───── Stored records

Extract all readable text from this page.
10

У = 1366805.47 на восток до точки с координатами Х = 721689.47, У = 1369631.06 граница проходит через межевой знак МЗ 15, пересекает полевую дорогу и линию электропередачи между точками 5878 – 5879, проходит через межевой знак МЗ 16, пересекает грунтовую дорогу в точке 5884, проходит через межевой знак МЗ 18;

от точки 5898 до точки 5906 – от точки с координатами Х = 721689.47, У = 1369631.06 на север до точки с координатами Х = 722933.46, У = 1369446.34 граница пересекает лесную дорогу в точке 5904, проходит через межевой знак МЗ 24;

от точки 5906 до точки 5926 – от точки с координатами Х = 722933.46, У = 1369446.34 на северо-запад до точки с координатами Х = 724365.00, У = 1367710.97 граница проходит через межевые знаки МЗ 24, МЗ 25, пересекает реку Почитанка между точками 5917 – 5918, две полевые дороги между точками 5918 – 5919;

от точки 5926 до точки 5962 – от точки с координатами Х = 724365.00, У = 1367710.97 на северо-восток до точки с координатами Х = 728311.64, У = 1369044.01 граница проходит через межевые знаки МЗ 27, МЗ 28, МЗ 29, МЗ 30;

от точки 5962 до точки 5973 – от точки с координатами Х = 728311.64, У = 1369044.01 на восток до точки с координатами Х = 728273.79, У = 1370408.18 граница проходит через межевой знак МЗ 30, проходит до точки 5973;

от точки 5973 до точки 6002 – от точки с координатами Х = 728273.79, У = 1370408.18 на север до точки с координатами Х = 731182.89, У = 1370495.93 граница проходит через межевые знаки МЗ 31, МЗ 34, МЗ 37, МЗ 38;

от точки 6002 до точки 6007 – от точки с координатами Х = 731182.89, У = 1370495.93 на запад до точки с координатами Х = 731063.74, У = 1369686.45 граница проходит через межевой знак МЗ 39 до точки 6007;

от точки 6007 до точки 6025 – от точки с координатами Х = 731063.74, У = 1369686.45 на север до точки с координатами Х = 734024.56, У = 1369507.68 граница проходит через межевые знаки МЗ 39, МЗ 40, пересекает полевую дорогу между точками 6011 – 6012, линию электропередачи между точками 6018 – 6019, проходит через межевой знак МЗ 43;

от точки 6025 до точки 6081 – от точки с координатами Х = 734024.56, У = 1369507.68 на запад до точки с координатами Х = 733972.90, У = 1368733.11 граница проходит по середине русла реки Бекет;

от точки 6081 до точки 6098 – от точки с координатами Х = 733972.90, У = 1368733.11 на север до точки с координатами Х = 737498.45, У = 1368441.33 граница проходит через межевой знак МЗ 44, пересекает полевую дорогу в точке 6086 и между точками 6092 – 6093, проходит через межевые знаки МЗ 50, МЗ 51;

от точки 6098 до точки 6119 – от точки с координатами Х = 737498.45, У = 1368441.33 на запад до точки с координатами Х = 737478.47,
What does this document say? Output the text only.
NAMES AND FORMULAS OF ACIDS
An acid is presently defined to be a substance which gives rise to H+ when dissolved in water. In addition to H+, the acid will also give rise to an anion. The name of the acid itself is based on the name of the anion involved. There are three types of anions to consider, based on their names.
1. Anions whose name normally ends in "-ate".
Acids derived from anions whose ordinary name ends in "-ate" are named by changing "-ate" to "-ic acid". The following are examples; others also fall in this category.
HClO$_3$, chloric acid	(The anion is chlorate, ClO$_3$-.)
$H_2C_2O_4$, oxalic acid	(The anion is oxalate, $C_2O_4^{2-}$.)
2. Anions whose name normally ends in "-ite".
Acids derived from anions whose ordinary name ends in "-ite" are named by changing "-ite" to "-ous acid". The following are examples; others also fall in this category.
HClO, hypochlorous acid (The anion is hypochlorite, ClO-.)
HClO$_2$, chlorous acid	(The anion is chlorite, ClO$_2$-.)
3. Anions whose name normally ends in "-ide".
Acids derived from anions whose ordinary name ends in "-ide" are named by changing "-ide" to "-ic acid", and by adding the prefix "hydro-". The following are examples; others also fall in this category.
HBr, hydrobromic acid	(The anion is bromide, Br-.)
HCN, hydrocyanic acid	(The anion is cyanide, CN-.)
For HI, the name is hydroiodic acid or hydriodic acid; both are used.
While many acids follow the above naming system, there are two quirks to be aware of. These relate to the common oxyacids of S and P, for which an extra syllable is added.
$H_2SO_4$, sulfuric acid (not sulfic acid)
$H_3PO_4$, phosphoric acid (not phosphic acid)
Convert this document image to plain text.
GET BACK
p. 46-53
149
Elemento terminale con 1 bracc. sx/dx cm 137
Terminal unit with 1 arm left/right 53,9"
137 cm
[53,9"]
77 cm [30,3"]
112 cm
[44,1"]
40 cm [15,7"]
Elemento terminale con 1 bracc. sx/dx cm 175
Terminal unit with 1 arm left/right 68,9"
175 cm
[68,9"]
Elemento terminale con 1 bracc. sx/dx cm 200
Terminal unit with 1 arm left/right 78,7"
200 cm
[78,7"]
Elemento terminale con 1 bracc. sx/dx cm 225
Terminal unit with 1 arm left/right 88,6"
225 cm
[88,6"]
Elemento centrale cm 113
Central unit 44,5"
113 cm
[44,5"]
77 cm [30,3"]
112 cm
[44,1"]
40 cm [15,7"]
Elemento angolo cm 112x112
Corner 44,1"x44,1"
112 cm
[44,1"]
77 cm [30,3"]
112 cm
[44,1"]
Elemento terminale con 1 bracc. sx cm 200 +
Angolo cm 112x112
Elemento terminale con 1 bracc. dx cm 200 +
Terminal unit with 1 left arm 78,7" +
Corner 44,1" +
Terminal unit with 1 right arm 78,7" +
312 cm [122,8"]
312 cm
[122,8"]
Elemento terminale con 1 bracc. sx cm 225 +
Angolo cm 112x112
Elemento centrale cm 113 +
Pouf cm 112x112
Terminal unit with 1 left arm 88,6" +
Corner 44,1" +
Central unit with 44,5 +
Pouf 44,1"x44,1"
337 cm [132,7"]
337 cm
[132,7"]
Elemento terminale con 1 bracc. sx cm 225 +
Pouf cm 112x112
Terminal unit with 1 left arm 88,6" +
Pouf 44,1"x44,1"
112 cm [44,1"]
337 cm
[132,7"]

──────────

Written request: Write out all the lines again, exactly as they are.

Completed exercise:
Extract all readable text from this page.
10

У = 1366805.47 на восток до точки с координатами Х = 721689.47, У = 1369631.06 граница проходит через межевой знак МЗ 15, пересекает полевую дорогу и линию электропередачи между точками 5878 – 5879, проходит через межевой знак МЗ 16, пересекает грунтовую дорогу в точке 5884, проходит через межевой знак МЗ 18;

от точки 5898 до точки 5906 – от точки с координатами Х = 721689.47, У = 1369631.06 на север до точки с координатами Х = 722933.46, У = 1369446.34 граница пересекает лесную дорогу в точке 5904, проходит через межевой знак МЗ 24;

от точки 5906 до точки 5926 – от точки с координатами Х = 722933.46, У = 1369446.34 на северо-запад до точки с координатами Х = 724365.00, У = 1367710.97 граница проходит через межевые знаки МЗ 24, МЗ 25, пересекает реку Почитанка между точками 5917 – 5918, две полевые дороги между точками 5918 – 5919;

от точки 5926 до точки 5962 – от точки с координатами Х = 724365.00, У = 1367710.97 на северо-восток до точки с координатами Х = 728311.64, У = 1369044.01 граница проходит через межевые знаки МЗ 27, МЗ 28, МЗ 29, МЗ 30;

от точки 5962 до точки 5973 – от точки с координатами Х = 728311.64, У = 1369044.01 на восток до точки с координатами Х = 728273.79, У = 1370408.18 граница проходит через межевой знак МЗ 30, проходит до точки 5973;

от точки 5973 до точки 6002 – от точки с координатами Х = 728273.79, У = 1370408.18 на север до точки с координатами Х = 731182.89, У = 1370495.93 граница проходит через межевые знаки МЗ 31, МЗ 34, МЗ 37, МЗ 38;

от точки 6002 до точки 6007 – от точки с координатами Х = 731182.89, У = 1370495.93 на запад до точки с координатами Х = 731063.74, У = 1369686.45 граница проходит через межевой знак МЗ 39 до точки 6007;

от точки 6007 до точки 6025 – от точки с координатами Х = 731063.74, У = 1369686.45 на север до точки с координатами Х = 734024.56, У = 1369507.68 граница проходит через межевые знаки МЗ 39, МЗ 40, пересекает полевую дорогу между точками 6011 – 6012, линию электропередачи между точками 6018 – 6019, проходит через межевой знак МЗ 43;

от точки 6025 до точки 6081 – от точки с координатами Х = 734024.56, У = 1369507.68 на запад до точки с координатами Х = 733972.90, У = 1368733.11 граница проходит по середине русла реки Бекет;

от точки 6081 до точки 6098 – от точки с координатами Х = 733972.90, У = 1368733.11 на север до точки с координатами Х = 737498.45, У = 1368441.33 граница проходит через межевой знак МЗ 44, пересекает полевую дорогу в точке 6086 и между точками 6092 – 6093, проходит через межевые знаки МЗ 50, МЗ 51;

от точки 6098 до точки 6119 – от точки с координатами Х = 737498.45, У = 1368441.33 на запад до точки с координатами Х = 737478.47,
What does this document say? Output the text only.
NAMES AND FORMULAS OF ACIDS
An acid is presently defined to be a substance which gives rise to H+ when dissolved in water. In addition to H+, the acid will also give rise to an anion. The name of the acid itself is based on the name of the anion involved. There are three types of anions to consider, based on their names.
1. Anions whose name normally ends in "-ate".
Acids derived from anions whose ordinary name ends in "-ate" are named by changing "-ate" to "-ic acid". The following are examples; others also fall in this category.
HClO$_3$, chloric acid	(The anion is chlorate, ClO$_3$-.)
$H_2C_2O_4$, oxalic acid	(The anion is oxalate, $C_2O_4^{2-}$.)
2. Anions whose name normally ends in "-ite".
Acids derived from anions whose ordinary name ends in "-ite" are named by changing "-ite" to "-ous acid". The following are examples; others also fall in this category.
HClO, hypochlorous acid (The anion is hypochlorite, ClO-.)
HClO$_2$, chlorous acid	(The anion is chlorite, ClO$_2$-.)
3. Anions whose name normally ends in "-ide".
Acids derived from anions whose ordinary name ends in "-ide" are named by changing "-ide" to "-ic acid", and by adding the prefix "hydro-". The following are examples; others also fall in this category.
HBr, hydrobromic acid	(The anion is bromide, Br-.)
HCN, hydrocyanic acid	(The anion is cyanide, CN-.)
For HI, the name is hydroiodic acid or hydriodic acid; both are used.
While many acids follow the above naming system, there are two quirks to be aware of. These relate to the common oxyacids of S and P, for which an extra syllable is added.
$H_2SO_4$, sulfuric acid (not sulfic acid)
$H_3PO_4$, phosphoric acid (not phosphic acid)
Convert this document image to plain text.
GET BACK
p. 46-53
149
Elemento terminale con 1 bracc. sx/dx cm 137
Terminal unit with 1 arm left/right 53,9"
137 cm
[53,9"]
77 cm [30,3"]
112 cm
[44,1"]
40 cm [15,7"]
Elemento terminale con 1 bracc. sx/dx cm 175
Terminal unit with 1 arm left/right 68,9"
175 cm
[68,9"]
Elemento terminale con 1 bracc. sx/dx cm 200
Terminal unit with 1 arm left/right 78,7"
200 cm
[78,7"]
Elemento terminale con 1 bracc. sx/dx cm 225
Terminal unit with 1 arm left/right 88,6"
225 cm
[88,6"]
Elemento centrale cm 113
Central unit 44,5"
113 cm
[44,5"]
77 cm [30,3"]
112 cm
[44,1"]
40 cm [15,7"]
Elemento angolo cm 112x112
Corner 44,1"x44,1"
112 cm
[44,1"]
77 cm [30,3"]
112 cm
[44,1"]
Elemento terminale con 1 bracc. sx cm 200 +
Angolo cm 112x112
Elemento terminale con 1 bracc. dx cm 200 +
Terminal unit with 1 left arm 78,7" +
Corner 44,1" +
Terminal unit with 1 right arm 78,7" +
312 cm [122,8"]
312 cm
[122,8"]
Elemento terminale con 1 bracc. sx cm 225 +
Angolo cm 112x112
Elemento centrale cm 113 +
Pouf cm 112x112
Terminal unit with 1 left arm 88,6" +
Corner 44,1" +
Central unit with 44,5 +
Pouf 44,1"x44,1"
337 cm [132,7"]
337 cm
[132,7"]
Elemento terminale con 1 bracc. sx cm 225 +
Pouf cm 112x112
Terminal unit with 1 left arm 88,6" +
Pouf 44,1"x44,1"
112 cm [44,1"]
337 cm
[132,7"]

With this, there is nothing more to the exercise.